» **Dataset records**
══════════════════════════════
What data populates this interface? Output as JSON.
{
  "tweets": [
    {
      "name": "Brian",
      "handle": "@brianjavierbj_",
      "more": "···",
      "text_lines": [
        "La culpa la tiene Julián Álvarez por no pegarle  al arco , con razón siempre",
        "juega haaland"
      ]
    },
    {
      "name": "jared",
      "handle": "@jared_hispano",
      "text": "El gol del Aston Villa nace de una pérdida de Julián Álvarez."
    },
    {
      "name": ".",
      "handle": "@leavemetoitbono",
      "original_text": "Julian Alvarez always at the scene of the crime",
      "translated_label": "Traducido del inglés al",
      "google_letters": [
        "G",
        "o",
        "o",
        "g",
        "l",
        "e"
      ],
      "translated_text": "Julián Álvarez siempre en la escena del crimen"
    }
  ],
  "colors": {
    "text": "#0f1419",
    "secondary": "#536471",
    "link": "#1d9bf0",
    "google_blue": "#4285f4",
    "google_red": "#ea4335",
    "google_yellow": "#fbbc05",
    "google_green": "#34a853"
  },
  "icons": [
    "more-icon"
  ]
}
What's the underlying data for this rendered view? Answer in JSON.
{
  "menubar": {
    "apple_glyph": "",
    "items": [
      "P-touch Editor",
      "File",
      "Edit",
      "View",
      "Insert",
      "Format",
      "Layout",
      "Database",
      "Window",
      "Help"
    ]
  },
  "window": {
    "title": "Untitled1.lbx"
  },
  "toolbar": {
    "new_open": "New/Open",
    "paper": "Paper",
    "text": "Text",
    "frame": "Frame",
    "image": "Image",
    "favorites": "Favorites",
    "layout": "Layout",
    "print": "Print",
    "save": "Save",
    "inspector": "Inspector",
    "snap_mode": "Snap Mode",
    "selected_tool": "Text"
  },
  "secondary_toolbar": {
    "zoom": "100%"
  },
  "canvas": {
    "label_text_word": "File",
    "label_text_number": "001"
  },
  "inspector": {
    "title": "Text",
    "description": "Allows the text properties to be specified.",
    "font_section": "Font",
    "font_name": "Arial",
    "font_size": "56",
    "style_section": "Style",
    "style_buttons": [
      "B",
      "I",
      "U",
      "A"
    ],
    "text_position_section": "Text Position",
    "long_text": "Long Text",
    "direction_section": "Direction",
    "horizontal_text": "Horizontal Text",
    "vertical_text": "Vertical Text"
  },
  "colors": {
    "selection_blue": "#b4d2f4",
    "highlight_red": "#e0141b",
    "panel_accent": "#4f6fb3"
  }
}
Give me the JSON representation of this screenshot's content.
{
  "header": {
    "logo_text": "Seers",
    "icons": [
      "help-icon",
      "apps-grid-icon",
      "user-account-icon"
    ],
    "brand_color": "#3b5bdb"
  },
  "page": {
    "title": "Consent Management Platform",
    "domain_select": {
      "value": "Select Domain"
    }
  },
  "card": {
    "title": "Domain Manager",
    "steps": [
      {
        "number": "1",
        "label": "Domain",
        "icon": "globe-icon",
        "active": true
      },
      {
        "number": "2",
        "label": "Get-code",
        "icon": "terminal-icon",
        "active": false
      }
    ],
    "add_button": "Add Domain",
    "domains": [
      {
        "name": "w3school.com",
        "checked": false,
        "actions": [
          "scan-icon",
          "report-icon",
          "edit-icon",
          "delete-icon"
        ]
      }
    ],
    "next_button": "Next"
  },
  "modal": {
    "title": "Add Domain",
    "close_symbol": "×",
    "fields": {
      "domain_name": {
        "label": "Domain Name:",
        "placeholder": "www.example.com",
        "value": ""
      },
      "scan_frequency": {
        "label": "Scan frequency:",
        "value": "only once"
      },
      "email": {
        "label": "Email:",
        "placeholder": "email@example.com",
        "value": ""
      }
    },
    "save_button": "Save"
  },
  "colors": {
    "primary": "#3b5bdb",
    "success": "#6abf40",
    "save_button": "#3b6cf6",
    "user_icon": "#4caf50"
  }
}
══════════════════════════════
» **Instructions for the task**
Quote the lines of the listing above that run from the line with "Give me the" through its last line, both included, and nothing else.

» **Response**
Give me the JSON representation of this screenshot's content.
{
  "header": {
    "logo_text": "Seers",
    "icons": [
      "help-icon",
      "apps-grid-icon",
      "user-account-icon"
    ],
    "brand_color": "#3b5bdb"
  },
  "page": {
    "title": "Consent Management Platform",
    "domain_select": {
      "value": "Select Domain"
    }
  },
  "card": {
    "title": "Domain Manager",
    "steps": [
      {
        "number": "1",
        "label": "Domain",
        "icon": "globe-icon",
        "active": true
      },
      {
        "number": "2",
        "label": "Get-code",
        "icon": "terminal-icon",
        "active": false
      }
    ],
    "add_button": "Add Domain",
    "domains": [
      {
        "name": "w3school.com",
        "checked": false,
        "actions": [
          "scan-icon",
          "report-icon",
          "edit-icon",
          "delete-icon"
        ]
      }
    ],
    "next_button": "Next"
  },
  "modal": {
    "title": "Add Domain",
    "close_symbol": "×",
    "fields": {
      "domain_name": {
        "label": "Domain Name:",
        "placeholder": "www.example.com",
        "value": ""
      },
      "scan_frequency": {
        "label": "Scan frequency:",
        "value": "only once"
      },
      "email": {
        "label": "Email:",
        "placeholder": "email@example.com",
        "value": ""
      }
    },
    "save_button": "Save"
  },
  "colors": {
    "primary": "#3b5bdb",
    "success": "#6abf40",
    "save_button": "#3b6cf6",
    "user_icon": "#4caf50"
  }
}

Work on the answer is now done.